> [DATA RECORDS]
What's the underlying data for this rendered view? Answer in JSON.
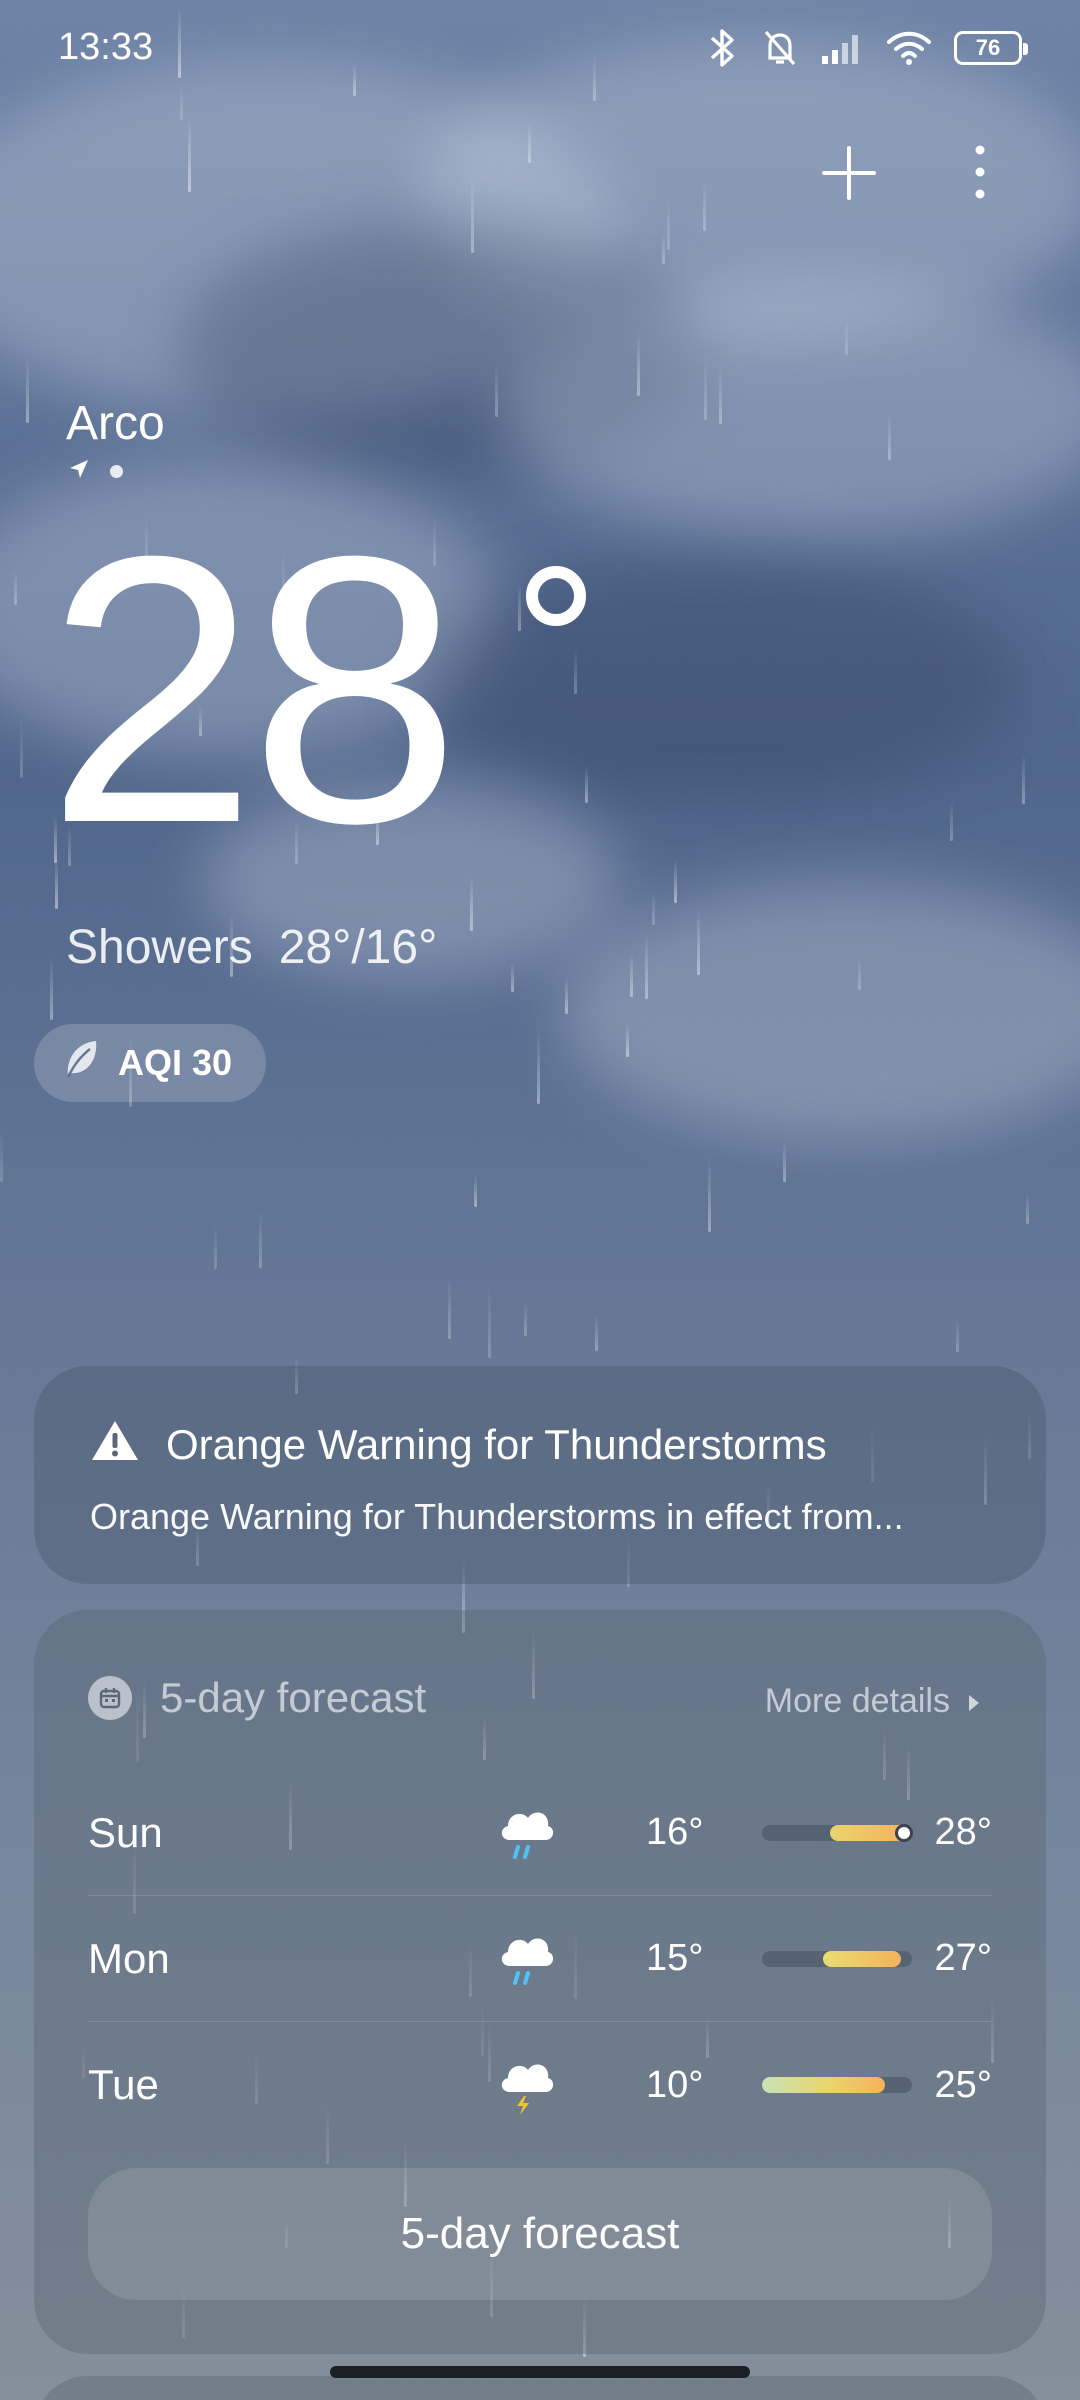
{
  "status_bar": {
    "time": "13:33",
    "battery": "76",
    "icons": [
      "bluetooth-icon",
      "bell-off-icon",
      "signal-icon",
      "wifi-icon",
      "battery-icon"
    ]
  },
  "header": {
    "actions": [
      "add-icon",
      "more-vert-icon"
    ]
  },
  "current": {
    "location": "Arco",
    "temperature": "28",
    "condition": "Showers",
    "high_low": "28°/16°",
    "aqi_label": "AQI 30"
  },
  "warning": {
    "title": "Orange Warning for Thunderstorms",
    "text": "Orange Warning for Thunderstorms in effect from..."
  },
  "forecast": {
    "title": "5-day forecast",
    "more_label": "More details",
    "button_label": "5-day forecast",
    "days": [
      {
        "day": "Sun",
        "icon": "rain-cloud-icon",
        "low": "16°",
        "high": "28°",
        "low_value": 16,
        "high_value": 28,
        "current": 28
      },
      {
        "day": "Mon",
        "icon": "rain-cloud-icon",
        "low": "15°",
        "high": "27°",
        "low_value": 15,
        "high_value": 27
      },
      {
        "day": "Tue",
        "icon": "thunderstorm-icon",
        "low": "10°",
        "high": "25°",
        "low_value": 10,
        "high_value": 25
      }
    ],
    "range_min": 10,
    "range_max": 28
  },
  "colors": {
    "bar_warm": "#f4b25c",
    "bar_yellow": "#ecd36e",
    "bar_green": "#c8e3b8",
    "rain_icon": "#4fc3f7",
    "lightning_icon": "#f2c230"
  }
}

> [REQUIREMENT] Quote every record above exactly, omitting any pictures they contain.

> [WRITTEN ANSWER]
What's the underlying data for this rendered view? Answer in JSON.
{
  "status_bar": {
    "time": "13:33",
    "battery": "76",
    "icons": [
      "bluetooth-icon",
      "bell-off-icon",
      "signal-icon",
      "wifi-icon",
      "battery-icon"
    ]
  },
  "header": {
    "actions": [
      "add-icon",
      "more-vert-icon"
    ]
  },
  "current": {
    "location": "Arco",
    "temperature": "28",
    "condition": "Showers",
    "high_low": "28°/16°",
    "aqi_label": "AQI 30"
  },
  "warning": {
    "title": "Orange Warning for Thunderstorms",
    "text": "Orange Warning for Thunderstorms in effect from..."
  },
  "forecast": {
    "title": "5-day forecast",
    "more_label": "More details",
    "button_label": "5-day forecast",
    "days": [
      {
        "day": "Sun",
        "icon": "rain-cloud-icon",
        "low": "16°",
        "high": "28°",
        "low_value": 16,
        "high_value": 28,
        "current": 28
      },
      {
        "day": "Mon",
        "icon": "rain-cloud-icon",
        "low": "15°",
        "high": "27°",
        "low_value": 15,
        "high_value": 27
      },
      {
        "day": "Tue",
        "icon": "thunderstorm-icon",
        "low": "10°",
        "high": "25°",
        "low_value": 10,
        "high_value": 25
      }
    ],
    "range_min": 10,
    "range_max": 28
  },
  "colors": {
    "bar_warm": "#f4b25c",
    "bar_yellow": "#ecd36e",
    "bar_green": "#c8e3b8",
    "rain_icon": "#4fc3f7",
    "lightning_icon": "#f2c230"
  }
}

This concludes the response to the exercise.